## PASSAGE FOR REVIEW

We popped over to our neighbor's house, because he was hosting two interesting house guests. Scientist from the Fisheries Dept in Darwin (soon to retire in Flores), and an Australian language teacher of Dutch ancestry who urged us to visit a relatively undeveloped snorkeling site in east Lombok. Noted, and thank you soooo much! The Scientist got right into questioning the tradition of Easter egg hunting, and we started talking about the controversial Chocolate Jesus sculpture, which I think is a proper (and even rather spiritual) question of the commercialization of Christian holidays. Of course, some dufus from an organization of Catholics got on CNN and railed against the thing. Art!

We then decided to go out front for a snorkel, and the water today was crystalline. School of 200 Unicorn fish (not an exaggeration) was out there. I swam back in and had to contend with a surprising set of waves that met me at the wrong time. Oh, well, made it back in eventually. Breakfast took me forever to make (french toast, papaya, coffee) because I've become a kitchen retard after years of being waited on.

More laundry. Sweeping, cutting flowers, insecticide bombing in the Chinese altar coffer, all in a morning's work. By the time I got started on lunch, it was already 1. By the time my tomato and pepper sauce for fettucine was done, it was nearly 3. I put the tv out on a little plastic stool and we watched an episode of 30 Rock (when it was funny, I guess). Kitchen cleanup, more laundry, a bath... holy cow, the sun's setting!

## PROVIDED DATA
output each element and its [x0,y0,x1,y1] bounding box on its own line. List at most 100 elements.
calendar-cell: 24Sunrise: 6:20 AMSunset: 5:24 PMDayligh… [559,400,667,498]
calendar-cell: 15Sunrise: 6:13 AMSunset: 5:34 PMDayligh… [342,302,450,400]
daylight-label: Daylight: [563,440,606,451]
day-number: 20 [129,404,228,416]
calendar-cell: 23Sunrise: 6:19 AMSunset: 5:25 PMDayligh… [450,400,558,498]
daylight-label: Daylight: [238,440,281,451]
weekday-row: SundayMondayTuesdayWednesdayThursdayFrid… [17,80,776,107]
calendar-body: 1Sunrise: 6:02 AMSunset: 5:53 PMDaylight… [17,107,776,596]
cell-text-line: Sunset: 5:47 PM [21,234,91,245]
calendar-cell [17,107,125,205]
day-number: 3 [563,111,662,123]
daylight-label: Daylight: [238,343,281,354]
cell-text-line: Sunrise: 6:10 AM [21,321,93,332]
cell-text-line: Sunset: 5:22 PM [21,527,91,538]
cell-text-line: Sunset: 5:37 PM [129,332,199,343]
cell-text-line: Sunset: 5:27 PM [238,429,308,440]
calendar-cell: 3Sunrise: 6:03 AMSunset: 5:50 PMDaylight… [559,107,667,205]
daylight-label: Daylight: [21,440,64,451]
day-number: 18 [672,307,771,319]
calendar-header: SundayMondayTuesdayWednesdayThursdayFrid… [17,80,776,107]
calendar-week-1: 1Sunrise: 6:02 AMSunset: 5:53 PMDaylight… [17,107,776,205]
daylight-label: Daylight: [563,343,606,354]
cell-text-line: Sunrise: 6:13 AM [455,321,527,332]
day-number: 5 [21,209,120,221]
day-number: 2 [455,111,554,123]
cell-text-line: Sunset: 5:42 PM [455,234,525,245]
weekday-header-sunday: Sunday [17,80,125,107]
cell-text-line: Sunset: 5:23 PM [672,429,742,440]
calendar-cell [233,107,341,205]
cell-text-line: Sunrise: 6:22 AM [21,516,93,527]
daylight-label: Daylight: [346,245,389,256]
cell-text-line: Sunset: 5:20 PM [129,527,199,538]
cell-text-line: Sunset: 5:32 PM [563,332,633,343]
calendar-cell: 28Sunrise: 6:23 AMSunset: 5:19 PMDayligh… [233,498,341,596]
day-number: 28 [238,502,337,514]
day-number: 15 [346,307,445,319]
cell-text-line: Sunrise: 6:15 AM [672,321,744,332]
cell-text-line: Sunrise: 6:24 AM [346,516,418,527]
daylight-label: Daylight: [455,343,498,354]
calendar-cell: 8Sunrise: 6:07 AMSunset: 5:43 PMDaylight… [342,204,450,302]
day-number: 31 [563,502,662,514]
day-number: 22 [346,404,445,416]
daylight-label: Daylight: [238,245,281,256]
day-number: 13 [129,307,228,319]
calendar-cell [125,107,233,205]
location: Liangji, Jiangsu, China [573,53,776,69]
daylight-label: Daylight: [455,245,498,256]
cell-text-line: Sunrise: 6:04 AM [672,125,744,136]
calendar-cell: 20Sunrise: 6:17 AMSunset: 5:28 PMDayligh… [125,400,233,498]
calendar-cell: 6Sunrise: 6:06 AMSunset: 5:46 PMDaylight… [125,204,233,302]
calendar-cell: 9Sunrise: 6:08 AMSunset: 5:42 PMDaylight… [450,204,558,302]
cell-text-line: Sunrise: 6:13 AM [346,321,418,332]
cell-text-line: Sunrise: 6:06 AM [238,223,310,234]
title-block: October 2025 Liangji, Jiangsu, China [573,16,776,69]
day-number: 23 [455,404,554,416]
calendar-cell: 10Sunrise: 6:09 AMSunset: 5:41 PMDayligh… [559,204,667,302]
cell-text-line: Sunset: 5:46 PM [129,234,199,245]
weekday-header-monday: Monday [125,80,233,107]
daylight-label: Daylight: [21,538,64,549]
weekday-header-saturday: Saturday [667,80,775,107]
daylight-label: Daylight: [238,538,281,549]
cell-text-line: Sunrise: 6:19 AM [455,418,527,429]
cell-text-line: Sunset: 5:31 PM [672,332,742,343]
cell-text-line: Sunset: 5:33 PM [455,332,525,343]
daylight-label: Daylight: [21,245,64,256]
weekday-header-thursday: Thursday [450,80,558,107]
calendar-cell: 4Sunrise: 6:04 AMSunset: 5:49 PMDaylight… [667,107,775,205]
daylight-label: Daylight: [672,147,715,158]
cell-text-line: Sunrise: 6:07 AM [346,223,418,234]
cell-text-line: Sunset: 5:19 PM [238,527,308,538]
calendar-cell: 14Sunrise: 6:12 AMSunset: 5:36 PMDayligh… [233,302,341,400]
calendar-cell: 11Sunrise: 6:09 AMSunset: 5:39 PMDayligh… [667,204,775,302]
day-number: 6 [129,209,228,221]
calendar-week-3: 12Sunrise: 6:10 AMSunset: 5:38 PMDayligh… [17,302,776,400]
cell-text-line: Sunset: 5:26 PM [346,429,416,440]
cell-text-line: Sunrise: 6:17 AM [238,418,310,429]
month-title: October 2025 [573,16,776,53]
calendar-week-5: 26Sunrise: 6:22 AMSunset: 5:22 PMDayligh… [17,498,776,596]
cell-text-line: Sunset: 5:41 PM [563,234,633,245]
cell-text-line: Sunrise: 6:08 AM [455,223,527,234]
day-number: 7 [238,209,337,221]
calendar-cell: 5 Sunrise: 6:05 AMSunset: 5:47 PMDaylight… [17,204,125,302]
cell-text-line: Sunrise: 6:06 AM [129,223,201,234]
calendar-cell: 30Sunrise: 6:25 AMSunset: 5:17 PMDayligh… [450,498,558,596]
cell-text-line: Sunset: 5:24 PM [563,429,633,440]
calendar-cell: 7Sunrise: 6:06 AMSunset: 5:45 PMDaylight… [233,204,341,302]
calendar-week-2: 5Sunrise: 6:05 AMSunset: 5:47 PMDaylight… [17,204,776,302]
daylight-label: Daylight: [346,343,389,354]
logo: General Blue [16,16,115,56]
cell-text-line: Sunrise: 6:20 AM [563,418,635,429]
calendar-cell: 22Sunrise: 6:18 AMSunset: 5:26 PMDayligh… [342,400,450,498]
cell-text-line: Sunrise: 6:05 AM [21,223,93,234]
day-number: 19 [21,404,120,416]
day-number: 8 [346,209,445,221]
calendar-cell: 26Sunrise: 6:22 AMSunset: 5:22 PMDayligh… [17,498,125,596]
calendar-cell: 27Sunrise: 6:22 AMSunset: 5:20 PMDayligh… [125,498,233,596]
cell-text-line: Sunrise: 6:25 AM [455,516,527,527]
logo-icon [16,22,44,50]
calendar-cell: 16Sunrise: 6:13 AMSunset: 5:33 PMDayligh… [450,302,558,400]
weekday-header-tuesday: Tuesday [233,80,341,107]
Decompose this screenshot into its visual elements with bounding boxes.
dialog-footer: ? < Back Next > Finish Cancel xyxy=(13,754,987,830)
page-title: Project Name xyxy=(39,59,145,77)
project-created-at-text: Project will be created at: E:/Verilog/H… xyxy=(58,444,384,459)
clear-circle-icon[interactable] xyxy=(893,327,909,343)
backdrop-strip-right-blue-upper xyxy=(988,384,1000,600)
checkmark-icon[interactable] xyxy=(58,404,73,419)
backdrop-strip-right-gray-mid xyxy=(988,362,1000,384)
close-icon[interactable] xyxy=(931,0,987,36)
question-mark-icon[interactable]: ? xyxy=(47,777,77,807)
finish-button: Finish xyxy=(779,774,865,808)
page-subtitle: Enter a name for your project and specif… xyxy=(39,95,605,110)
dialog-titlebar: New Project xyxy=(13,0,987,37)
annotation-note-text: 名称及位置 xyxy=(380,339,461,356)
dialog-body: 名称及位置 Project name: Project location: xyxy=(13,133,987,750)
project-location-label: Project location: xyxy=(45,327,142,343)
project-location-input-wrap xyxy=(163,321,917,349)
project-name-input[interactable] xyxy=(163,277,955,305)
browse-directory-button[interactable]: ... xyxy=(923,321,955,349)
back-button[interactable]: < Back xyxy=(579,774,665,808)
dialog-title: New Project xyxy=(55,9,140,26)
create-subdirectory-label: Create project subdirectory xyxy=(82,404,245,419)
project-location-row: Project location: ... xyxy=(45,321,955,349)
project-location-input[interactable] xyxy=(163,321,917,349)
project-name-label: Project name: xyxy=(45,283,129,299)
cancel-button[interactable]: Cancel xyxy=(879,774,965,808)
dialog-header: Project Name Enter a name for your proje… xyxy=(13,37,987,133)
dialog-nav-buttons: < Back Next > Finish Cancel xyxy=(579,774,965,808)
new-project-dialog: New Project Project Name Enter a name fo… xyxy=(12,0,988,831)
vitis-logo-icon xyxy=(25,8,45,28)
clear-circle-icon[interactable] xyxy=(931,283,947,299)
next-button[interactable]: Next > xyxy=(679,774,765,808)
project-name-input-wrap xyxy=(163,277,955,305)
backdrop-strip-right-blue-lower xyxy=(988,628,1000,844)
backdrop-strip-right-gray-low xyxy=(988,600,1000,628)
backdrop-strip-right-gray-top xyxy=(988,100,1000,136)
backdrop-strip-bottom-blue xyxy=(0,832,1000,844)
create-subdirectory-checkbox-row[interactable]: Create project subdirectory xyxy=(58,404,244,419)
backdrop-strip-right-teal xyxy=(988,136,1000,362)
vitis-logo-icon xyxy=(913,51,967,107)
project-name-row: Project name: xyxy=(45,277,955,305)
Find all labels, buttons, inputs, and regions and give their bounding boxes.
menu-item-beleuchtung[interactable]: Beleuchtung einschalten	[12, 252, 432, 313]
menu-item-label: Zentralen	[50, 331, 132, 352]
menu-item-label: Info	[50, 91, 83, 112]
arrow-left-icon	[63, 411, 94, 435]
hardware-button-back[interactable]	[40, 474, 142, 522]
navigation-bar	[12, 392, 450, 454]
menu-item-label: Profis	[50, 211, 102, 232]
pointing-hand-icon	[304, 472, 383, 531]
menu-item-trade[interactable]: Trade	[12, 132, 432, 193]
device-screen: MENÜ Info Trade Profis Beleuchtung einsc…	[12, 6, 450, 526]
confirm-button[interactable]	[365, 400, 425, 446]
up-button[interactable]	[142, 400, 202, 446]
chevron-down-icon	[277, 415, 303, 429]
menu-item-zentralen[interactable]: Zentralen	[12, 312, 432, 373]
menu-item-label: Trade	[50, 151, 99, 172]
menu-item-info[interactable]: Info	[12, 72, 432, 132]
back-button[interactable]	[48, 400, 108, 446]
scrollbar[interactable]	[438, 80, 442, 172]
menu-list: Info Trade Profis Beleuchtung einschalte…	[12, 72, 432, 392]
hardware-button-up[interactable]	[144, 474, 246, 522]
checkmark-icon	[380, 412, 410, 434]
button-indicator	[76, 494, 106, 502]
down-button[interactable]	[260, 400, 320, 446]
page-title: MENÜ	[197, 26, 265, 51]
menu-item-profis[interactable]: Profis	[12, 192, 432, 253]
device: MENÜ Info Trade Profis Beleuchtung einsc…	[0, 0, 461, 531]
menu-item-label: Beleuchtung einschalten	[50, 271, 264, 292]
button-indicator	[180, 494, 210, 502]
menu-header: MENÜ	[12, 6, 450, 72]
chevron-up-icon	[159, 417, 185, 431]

## TASKS
• 1. According to the diary entry, what did the writer make for breakfast?
• 2. Write the next part of the diary entry, picking up after its final sentence.
Nothing in the records is needed here.

## OUTPUTS BY TASK
• 1. French toast, papaya, and coffee.

• 2.
I never even ate chocolate. Never mind a chocolate Jesus. But now we will drive to Candidasa to check out the goods by the Rama Hotel's hot new chef.

Wednesday, April 04, 2007

Nancy Pelosi Goes To Syria

All I want to say is, Yeah!

President Bush, will you please read my blog? I say this to you, Dubya, and to anyone else who is reading.

Syria is a country, people! It's a place where ordinary people live and work. It's worth visiting.

It's a very interesting piece of our planet which looks after a few amazing old Roman ruins (Palmyra) and the oldest purpose-built Christian church that uses an arch. Syria is a pilgrimage destination for Christians, mainly because of Straight Street and St John, I believe. There are lots of Christians living in Damascus, and I don't mean a bunch of missionaries or something. I mean Arab Christians.

There are amazing souks (old covered marketplaces) and beautiful mosques and preserved forts, there are deserts and sea ports. The food is out of this world! Blood orange juice, roasted chicken, salads full of tasty fresh ingredients, lamb roasted to perfection on skewers, sweet sheets of dried apricot "leather", rich halvah, crunchy baklava, and the best yogurt I've ever eaten.

Okay, so the coffee is a bit bitter. But I love the damask fabric, the rugs, the olive oil soap, and the chocolate covered almonds.

I want to say THANK YOU, Nancy Pelosi, senator from my former state of California (wish I could say I voted for her, but I live in Asia and can only vote in Presidential elections... which gives me an idea). House Speaker Pelosi is merely doing what everyone ought to be doing, especially Condoleeza and W (ahem, you two): visiting a few folks to see if it's really such a good idea for them to be on the USofA SH*T list. I mean, isn't communication the universal solvent or something?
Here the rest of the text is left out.